__Your instructions__: Would you restate all the data that follows, word for word?

__Entries supplied__:
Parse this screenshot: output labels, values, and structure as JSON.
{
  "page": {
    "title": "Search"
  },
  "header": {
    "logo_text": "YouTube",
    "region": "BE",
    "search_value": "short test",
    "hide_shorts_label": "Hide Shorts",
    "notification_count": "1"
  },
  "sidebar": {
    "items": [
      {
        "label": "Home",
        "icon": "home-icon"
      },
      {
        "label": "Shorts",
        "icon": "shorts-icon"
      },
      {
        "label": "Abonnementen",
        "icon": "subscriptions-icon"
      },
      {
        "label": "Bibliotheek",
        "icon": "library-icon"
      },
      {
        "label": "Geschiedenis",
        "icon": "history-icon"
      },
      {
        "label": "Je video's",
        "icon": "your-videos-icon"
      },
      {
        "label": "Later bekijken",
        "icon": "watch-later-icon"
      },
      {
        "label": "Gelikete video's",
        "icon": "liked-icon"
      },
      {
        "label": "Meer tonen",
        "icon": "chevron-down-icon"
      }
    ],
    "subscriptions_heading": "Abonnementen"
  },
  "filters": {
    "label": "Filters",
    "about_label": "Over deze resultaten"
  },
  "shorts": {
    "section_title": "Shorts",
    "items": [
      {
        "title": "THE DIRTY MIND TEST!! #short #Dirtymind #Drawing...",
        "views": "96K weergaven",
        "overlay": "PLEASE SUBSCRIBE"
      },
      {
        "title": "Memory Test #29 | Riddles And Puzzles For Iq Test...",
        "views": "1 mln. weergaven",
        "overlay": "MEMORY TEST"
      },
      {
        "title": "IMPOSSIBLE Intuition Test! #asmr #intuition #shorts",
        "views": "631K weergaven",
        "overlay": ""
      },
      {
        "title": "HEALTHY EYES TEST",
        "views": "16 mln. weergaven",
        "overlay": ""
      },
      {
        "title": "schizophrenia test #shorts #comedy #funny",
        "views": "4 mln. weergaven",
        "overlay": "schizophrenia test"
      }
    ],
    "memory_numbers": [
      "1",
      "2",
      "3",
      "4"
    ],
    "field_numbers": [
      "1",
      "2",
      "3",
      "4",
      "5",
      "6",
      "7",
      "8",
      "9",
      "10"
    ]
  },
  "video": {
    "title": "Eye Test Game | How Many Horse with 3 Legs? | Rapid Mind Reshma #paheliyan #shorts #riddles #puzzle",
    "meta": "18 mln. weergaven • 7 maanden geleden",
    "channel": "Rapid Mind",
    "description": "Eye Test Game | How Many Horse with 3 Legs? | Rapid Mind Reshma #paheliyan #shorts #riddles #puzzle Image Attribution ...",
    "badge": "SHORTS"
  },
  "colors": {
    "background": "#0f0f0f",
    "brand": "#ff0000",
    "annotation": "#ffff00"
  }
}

__Result of this exercise__:
Parse this screenshot: output labels, values, and structure as JSON.
{
  "page": {
    "title": "Search"
  },
  "header": {
    "logo_text": "YouTube",
    "region": "BE",
    "search_value": "short test",
    "hide_shorts_label": "Hide Shorts",
    "notification_count": "1"
  },
  "sidebar": {
    "items": [
      {
        "label": "Home",
        "icon": "home-icon"
      },
      {
        "label": "Shorts",
        "icon": "shorts-icon"
      },
      {
        "label": "Abonnementen",
        "icon": "subscriptions-icon"
      },
      {
        "label": "Bibliotheek",
        "icon": "library-icon"
      },
      {
        "label": "Geschiedenis",
        "icon": "history-icon"
      },
      {
        "label": "Je video's",
        "icon": "your-videos-icon"
      },
      {
        "label": "Later bekijken",
        "icon": "watch-later-icon"
      },
      {
        "label": "Gelikete video's",
        "icon": "liked-icon"
      },
      {
        "label": "Meer tonen",
        "icon": "chevron-down-icon"
      }
    ],
    "subscriptions_heading": "Abonnementen"
  },
  "filters": {
    "label": "Filters",
    "about_label": "Over deze resultaten"
  },
  "shorts": {
    "section_title": "Shorts",
    "items": [
      {
        "title": "THE DIRTY MIND TEST!! #short #Dirtymind #Drawing...",
        "views": "96K weergaven",
        "overlay": "PLEASE SUBSCRIBE"
      },
      {
        "title": "Memory Test #29 | Riddles And Puzzles For Iq Test...",
        "views": "1 mln. weergaven",
        "overlay": "MEMORY TEST"
      },
      {
        "title": "IMPOSSIBLE Intuition Test! #asmr #intuition #shorts",
        "views": "631K weergaven",
        "overlay": ""
      },
      {
        "title": "HEALTHY EYES TEST",
        "views": "16 mln. weergaven",
        "overlay": ""
      },
      {
        "title": "schizophrenia test #shorts #comedy #funny",
        "views": "4 mln. weergaven",
        "overlay": "schizophrenia test"
      }
    ],
    "memory_numbers": [
      "1",
      "2",
      "3",
      "4"
    ],
    "field_numbers": [
      "1",
      "2",
      "3",
      "4",
      "5",
      "6",
      "7",
      "8",
      "9",
      "10"
    ]
  },
  "video": {
    "title": "Eye Test Game | How Many Horse with 3 Legs? | Rapid Mind Reshma #paheliyan #shorts #riddles #puzzle",
    "meta": "18 mln. weergaven • 7 maanden geleden",
    "channel": "Rapid Mind",
    "description": "Eye Test Game | How Many Horse with 3 Legs? | Rapid Mind Reshma #paheliyan #shorts #riddles #puzzle Image Attribution ...",
    "badge": "SHORTS"
  },
  "colors": {
    "background": "#0f0f0f",
    "brand": "#ff0000",
    "annotation": "#ffff00"
  }
}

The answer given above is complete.